■ Goal ■
Write out every line of the material exactly as it appears.

═══ Supplied records

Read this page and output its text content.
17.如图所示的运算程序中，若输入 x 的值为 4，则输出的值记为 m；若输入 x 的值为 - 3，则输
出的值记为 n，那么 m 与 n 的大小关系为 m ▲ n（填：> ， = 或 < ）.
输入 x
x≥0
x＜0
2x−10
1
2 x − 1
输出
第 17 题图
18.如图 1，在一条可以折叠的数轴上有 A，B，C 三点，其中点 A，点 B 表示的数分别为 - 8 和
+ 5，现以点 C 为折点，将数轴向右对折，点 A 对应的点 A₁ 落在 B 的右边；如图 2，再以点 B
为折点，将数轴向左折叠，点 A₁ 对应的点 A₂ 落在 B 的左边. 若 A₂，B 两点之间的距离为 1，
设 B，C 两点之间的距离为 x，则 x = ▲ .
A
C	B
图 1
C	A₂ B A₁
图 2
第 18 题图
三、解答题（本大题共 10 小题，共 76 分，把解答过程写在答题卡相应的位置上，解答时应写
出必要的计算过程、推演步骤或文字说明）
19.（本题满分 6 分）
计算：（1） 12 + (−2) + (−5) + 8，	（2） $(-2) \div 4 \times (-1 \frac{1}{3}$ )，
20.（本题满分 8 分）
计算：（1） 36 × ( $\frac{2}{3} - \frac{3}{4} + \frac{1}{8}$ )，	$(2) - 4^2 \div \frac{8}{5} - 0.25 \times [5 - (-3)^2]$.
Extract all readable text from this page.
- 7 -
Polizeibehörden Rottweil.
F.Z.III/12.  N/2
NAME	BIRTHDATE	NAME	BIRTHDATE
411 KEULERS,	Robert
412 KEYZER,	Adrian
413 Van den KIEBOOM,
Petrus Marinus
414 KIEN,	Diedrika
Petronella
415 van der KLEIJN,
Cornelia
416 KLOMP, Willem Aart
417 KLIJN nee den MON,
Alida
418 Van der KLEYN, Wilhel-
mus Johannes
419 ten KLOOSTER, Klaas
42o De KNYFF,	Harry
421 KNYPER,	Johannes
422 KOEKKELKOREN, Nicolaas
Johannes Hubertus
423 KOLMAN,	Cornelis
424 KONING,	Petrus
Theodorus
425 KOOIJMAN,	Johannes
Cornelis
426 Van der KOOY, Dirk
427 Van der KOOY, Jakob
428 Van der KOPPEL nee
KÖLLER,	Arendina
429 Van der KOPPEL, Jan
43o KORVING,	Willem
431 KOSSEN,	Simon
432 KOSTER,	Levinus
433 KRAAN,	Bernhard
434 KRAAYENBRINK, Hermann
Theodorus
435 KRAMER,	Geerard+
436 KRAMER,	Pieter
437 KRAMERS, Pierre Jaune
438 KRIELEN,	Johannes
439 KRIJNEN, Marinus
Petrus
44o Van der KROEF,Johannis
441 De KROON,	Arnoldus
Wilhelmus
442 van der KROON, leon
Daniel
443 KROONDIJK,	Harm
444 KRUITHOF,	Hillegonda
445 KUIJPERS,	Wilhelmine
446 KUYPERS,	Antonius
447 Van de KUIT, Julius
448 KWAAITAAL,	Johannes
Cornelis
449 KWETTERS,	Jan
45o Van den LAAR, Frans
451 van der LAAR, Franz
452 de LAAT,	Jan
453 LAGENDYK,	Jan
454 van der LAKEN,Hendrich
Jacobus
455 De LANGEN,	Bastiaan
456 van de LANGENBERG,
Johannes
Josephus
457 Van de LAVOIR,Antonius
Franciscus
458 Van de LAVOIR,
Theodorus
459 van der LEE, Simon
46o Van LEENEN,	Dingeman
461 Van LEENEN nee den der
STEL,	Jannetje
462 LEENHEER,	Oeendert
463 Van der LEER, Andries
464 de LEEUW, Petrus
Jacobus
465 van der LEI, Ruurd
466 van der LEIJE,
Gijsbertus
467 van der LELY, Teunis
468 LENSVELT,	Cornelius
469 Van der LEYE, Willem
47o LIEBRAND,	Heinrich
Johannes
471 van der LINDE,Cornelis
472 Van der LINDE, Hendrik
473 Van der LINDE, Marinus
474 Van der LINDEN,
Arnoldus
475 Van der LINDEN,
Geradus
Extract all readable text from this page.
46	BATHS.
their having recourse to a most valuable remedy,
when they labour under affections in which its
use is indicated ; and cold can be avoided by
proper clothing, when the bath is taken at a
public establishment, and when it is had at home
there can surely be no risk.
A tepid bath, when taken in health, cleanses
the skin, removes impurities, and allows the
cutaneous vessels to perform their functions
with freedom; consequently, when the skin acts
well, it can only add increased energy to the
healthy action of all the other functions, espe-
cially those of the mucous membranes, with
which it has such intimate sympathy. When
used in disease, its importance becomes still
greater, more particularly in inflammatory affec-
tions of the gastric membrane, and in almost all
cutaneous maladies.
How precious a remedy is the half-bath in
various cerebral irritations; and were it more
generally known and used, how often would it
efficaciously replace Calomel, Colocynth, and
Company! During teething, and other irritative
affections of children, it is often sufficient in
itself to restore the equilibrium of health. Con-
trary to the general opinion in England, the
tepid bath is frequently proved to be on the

══════

■ Full response ■
Read this page and output its text content.
17.如图所示的运算程序中，若输入 x 的值为 4，则输出的值记为 m；若输入 x 的值为 - 3，则输
出的值记为 n，那么 m 与 n 的大小关系为 m ▲ n（填：> ， = 或 < ）.
输入 x
x≥0
x＜0
2x−10
1
2 x − 1
输出
第 17 题图
18.如图 1，在一条可以折叠的数轴上有 A，B，C 三点，其中点 A，点 B 表示的数分别为 - 8 和
+ 5，现以点 C 为折点，将数轴向右对折，点 A 对应的点 A₁ 落在 B 的右边；如图 2，再以点 B
为折点，将数轴向左折叠，点 A₁ 对应的点 A₂ 落在 B 的左边. 若 A₂，B 两点之间的距离为 1，
设 B，C 两点之间的距离为 x，则 x = ▲ .
A
C	B
图 1
C	A₂ B A₁
图 2
第 18 题图
三、解答题（本大题共 10 小题，共 76 分，把解答过程写在答题卡相应的位置上，解答时应写
出必要的计算过程、推演步骤或文字说明）
19.（本题满分 6 分）
计算：（1） 12 + (−2) + (−5) + 8，	（2） $(-2) \div 4 \times (-1 \frac{1}{3}$ )，
20.（本题满分 8 分）
计算：（1） 36 × ( $\frac{2}{3} - \frac{3}{4} + \frac{1}{8}$ )，	$(2) - 4^2 \div \frac{8}{5} - 0.25 \times [5 - (-3)^2]$.
Extract all readable text from this page.
- 7 -
Polizeibehörden Rottweil.
F.Z.III/12.  N/2
NAME	BIRTHDATE	NAME	BIRTHDATE
411 KEULERS,	Robert
412 KEYZER,	Adrian
413 Van den KIEBOOM,
Petrus Marinus
414 KIEN,	Diedrika
Petronella
415 van der KLEIJN,
Cornelia
416 KLOMP, Willem Aart
417 KLIJN nee den MON,
Alida
418 Van der KLEYN, Wilhel-
mus Johannes
419 ten KLOOSTER, Klaas
42o De KNYFF,	Harry
421 KNYPER,	Johannes
422 KOEKKELKOREN, Nicolaas
Johannes Hubertus
423 KOLMAN,	Cornelis
424 KONING,	Petrus
Theodorus
425 KOOIJMAN,	Johannes
Cornelis
426 Van der KOOY, Dirk
427 Van der KOOY, Jakob
428 Van der KOPPEL nee
KÖLLER,	Arendina
429 Van der KOPPEL, Jan
43o KORVING,	Willem
431 KOSSEN,	Simon
432 KOSTER,	Levinus
433 KRAAN,	Bernhard
434 KRAAYENBRINK, Hermann
Theodorus
435 KRAMER,	Geerard+
436 KRAMER,	Pieter
437 KRAMERS, Pierre Jaune
438 KRIELEN,	Johannes
439 KRIJNEN, Marinus
Petrus
44o Van der KROEF,Johannis
441 De KROON,	Arnoldus
Wilhelmus
442 van der KROON, leon
Daniel
443 KROONDIJK,	Harm
444 KRUITHOF,	Hillegonda
445 KUIJPERS,	Wilhelmine
446 KUYPERS,	Antonius
447 Van de KUIT, Julius
448 KWAAITAAL,	Johannes
Cornelis
449 KWETTERS,	Jan
45o Van den LAAR, Frans
451 van der LAAR, Franz
452 de LAAT,	Jan
453 LAGENDYK,	Jan
454 van der LAKEN,Hendrich
Jacobus
455 De LANGEN,	Bastiaan
456 van de LANGENBERG,
Johannes
Josephus
457 Van de LAVOIR,Antonius
Franciscus
458 Van de LAVOIR,
Theodorus
459 van der LEE, Simon
46o Van LEENEN,	Dingeman
461 Van LEENEN nee den der
STEL,	Jannetje
462 LEENHEER,	Oeendert
463 Van der LEER, Andries
464 de LEEUW, Petrus
Jacobus
465 van der LEI, Ruurd
466 van der LEIJE,
Gijsbertus
467 van der LELY, Teunis
468 LENSVELT,	Cornelius
469 Van der LEYE, Willem
47o LIEBRAND,	Heinrich
Johannes
471 van der LINDE,Cornelis
472 Van der LINDE, Hendrik
473 Van der LINDE, Marinus
474 Van der LINDEN,
Arnoldus
475 Van der LINDEN,
Geradus
Extract all readable text from this page.
46	BATHS.
their having recourse to a most valuable remedy,
when they labour under affections in which its
use is indicated ; and cold can be avoided by
proper clothing, when the bath is taken at a
public establishment, and when it is had at home
there can surely be no risk.
A tepid bath, when taken in health, cleanses
the skin, removes impurities, and allows the
cutaneous vessels to perform their functions
with freedom; consequently, when the skin acts
well, it can only add increased energy to the
healthy action of all the other functions, espe-
cially those of the mucous membranes, with
which it has such intimate sympathy. When
used in disease, its importance becomes still
greater, more particularly in inflammatory affec-
tions of the gastric membrane, and in almost all
cutaneous maladies.
How precious a remedy is the half-bath in
various cerebral irritations; and were it more
generally known and used, how often would it
efficaciously replace Calomel, Colocynth, and
Company! During teething, and other irritative
affections of children, it is often sufficient in
itself to restore the equilibrium of health. Con-
trary to the general opinion in England, the
tepid bath is frequently proved to be on the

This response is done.